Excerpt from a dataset
# # # # #

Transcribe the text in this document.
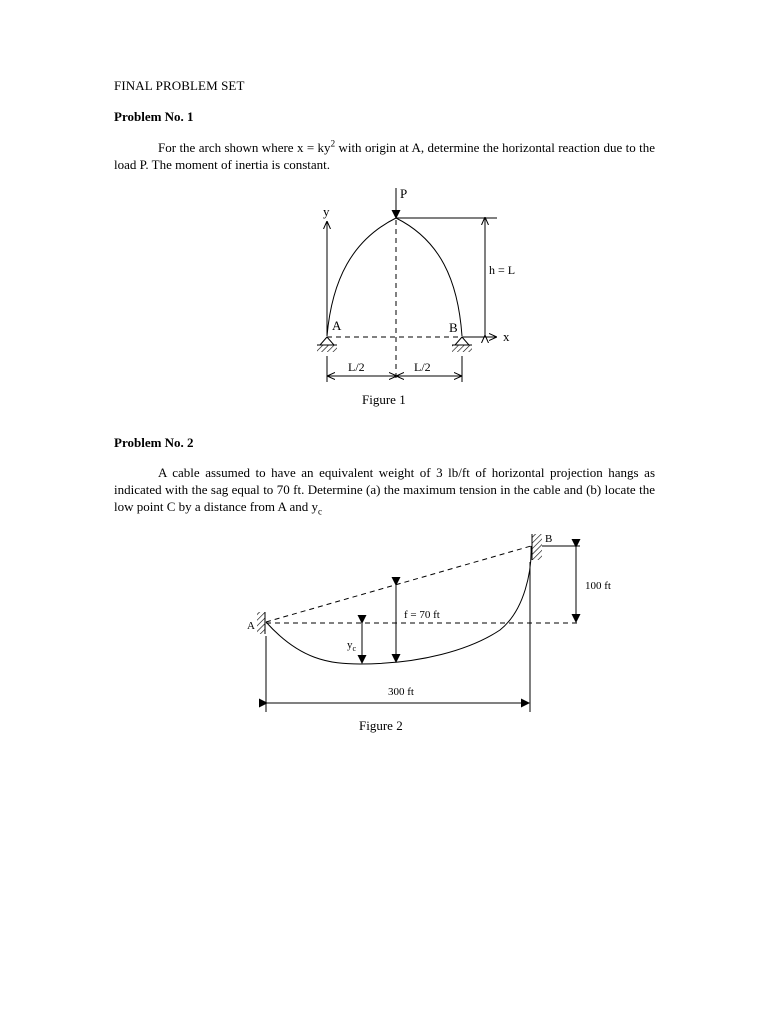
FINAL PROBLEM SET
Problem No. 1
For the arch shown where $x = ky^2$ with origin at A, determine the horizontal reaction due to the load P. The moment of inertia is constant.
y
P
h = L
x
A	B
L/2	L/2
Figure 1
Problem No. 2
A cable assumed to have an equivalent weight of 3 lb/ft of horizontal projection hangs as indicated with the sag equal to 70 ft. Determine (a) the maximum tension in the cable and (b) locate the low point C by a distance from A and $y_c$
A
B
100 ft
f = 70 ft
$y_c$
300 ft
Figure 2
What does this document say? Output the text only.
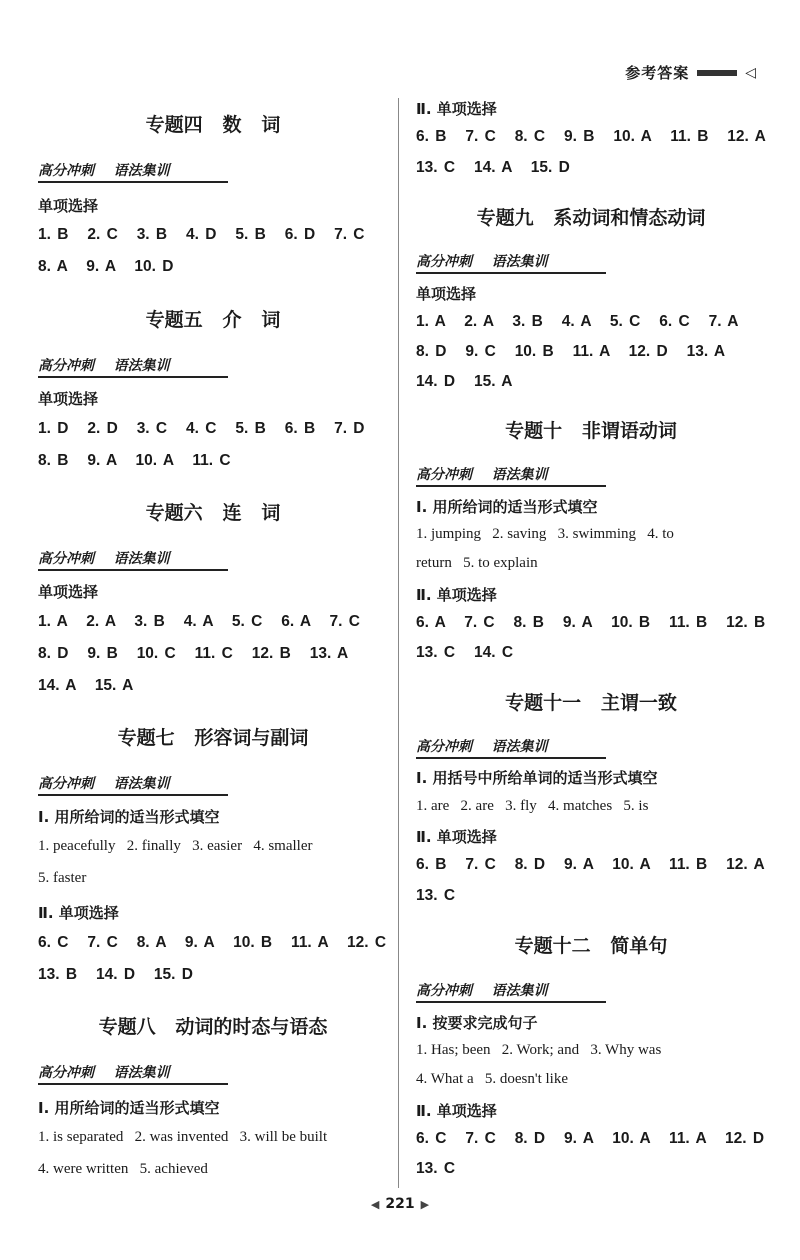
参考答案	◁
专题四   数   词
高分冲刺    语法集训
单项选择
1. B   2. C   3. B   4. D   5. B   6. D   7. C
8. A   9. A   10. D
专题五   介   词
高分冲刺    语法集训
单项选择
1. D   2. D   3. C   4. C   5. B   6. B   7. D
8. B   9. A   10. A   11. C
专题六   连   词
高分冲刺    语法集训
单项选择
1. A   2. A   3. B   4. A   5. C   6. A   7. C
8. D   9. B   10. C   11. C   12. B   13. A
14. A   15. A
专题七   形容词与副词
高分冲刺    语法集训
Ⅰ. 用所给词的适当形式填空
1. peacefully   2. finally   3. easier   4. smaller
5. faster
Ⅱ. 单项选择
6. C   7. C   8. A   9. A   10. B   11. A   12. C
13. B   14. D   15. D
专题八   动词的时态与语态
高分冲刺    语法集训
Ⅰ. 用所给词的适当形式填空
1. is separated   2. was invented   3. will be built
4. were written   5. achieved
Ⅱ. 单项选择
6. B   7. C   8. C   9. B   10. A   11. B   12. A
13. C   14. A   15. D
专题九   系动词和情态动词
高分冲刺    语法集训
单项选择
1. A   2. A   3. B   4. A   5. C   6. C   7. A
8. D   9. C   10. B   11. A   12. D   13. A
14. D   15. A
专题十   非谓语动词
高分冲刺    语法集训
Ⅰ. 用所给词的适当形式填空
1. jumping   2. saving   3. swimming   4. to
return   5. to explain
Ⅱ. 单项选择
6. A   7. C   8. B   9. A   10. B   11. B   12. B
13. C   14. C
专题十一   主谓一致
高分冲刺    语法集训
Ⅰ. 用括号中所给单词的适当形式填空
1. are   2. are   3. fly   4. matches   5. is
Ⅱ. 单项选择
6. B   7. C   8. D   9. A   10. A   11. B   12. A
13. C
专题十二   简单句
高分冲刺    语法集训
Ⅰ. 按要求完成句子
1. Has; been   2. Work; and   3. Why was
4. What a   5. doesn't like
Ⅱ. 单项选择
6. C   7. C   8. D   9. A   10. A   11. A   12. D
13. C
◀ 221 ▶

# # # # #

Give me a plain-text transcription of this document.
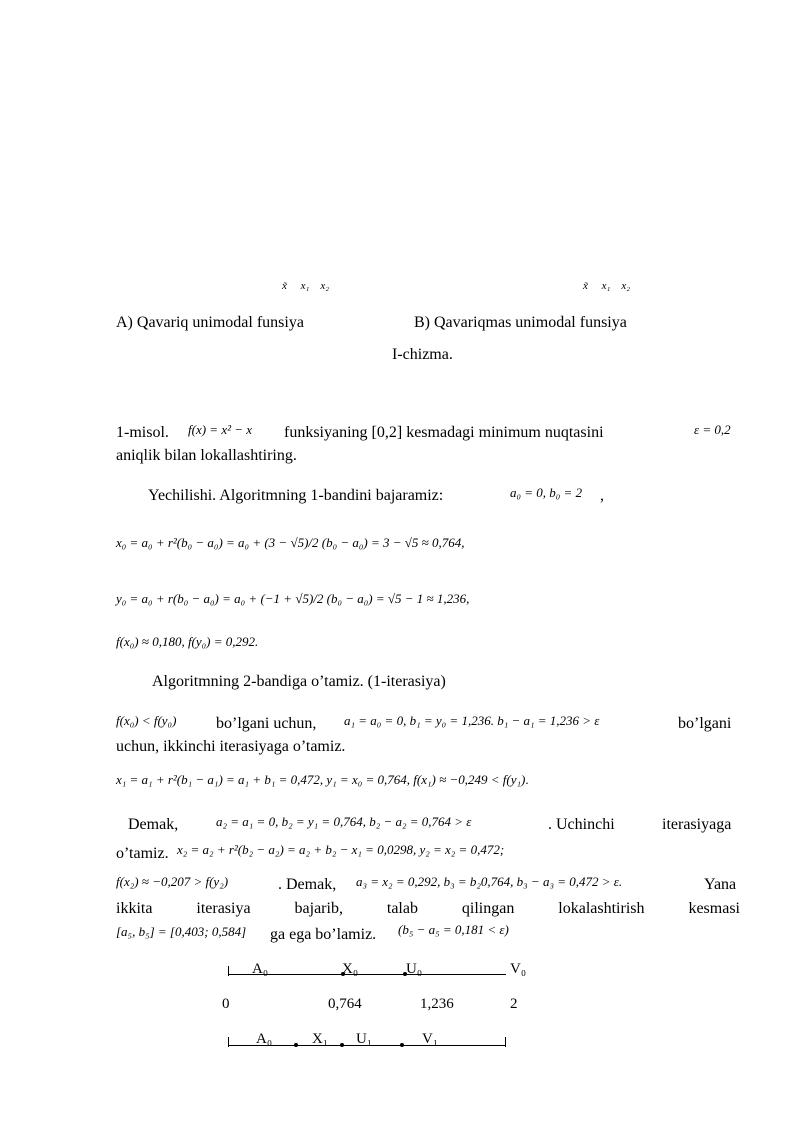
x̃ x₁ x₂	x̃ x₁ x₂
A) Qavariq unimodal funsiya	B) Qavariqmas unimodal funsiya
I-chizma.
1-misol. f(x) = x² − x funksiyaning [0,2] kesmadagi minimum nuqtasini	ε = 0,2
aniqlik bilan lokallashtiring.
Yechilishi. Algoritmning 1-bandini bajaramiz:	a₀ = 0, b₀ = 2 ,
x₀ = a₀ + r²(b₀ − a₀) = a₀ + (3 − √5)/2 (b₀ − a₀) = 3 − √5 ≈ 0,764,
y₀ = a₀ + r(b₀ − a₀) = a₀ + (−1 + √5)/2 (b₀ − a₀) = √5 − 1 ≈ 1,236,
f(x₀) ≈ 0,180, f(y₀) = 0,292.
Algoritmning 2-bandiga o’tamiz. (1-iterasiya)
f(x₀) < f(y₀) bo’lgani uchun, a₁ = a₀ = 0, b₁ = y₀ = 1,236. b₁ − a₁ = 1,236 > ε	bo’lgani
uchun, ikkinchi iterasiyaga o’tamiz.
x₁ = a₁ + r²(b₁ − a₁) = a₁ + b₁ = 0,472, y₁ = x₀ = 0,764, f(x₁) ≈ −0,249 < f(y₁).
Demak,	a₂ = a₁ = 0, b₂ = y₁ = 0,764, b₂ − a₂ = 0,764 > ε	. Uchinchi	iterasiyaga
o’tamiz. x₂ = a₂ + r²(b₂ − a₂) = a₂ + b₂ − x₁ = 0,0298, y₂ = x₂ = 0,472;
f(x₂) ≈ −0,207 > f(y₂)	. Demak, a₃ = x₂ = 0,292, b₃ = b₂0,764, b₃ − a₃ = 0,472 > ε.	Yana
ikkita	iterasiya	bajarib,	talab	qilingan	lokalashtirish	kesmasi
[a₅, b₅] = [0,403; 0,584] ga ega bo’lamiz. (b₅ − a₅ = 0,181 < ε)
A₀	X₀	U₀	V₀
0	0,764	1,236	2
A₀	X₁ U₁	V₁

# # # # #

**Your task**
Sift the material for lines with the string "horizontal". Copy each one found.

**Exercise solution**
For the arch shown where $x = ky^2$ with origin at A, determine the horizontal reaction due to the load P. The moment of inertia is constant.
A cable assumed to have an equivalent weight of 3 lb/ft of horizontal projection hangs as indicated with the sag equal to 70 ft. Determine (a) the maximum tension in the cable and (b) locate the low point C by a distance from A and $y_c$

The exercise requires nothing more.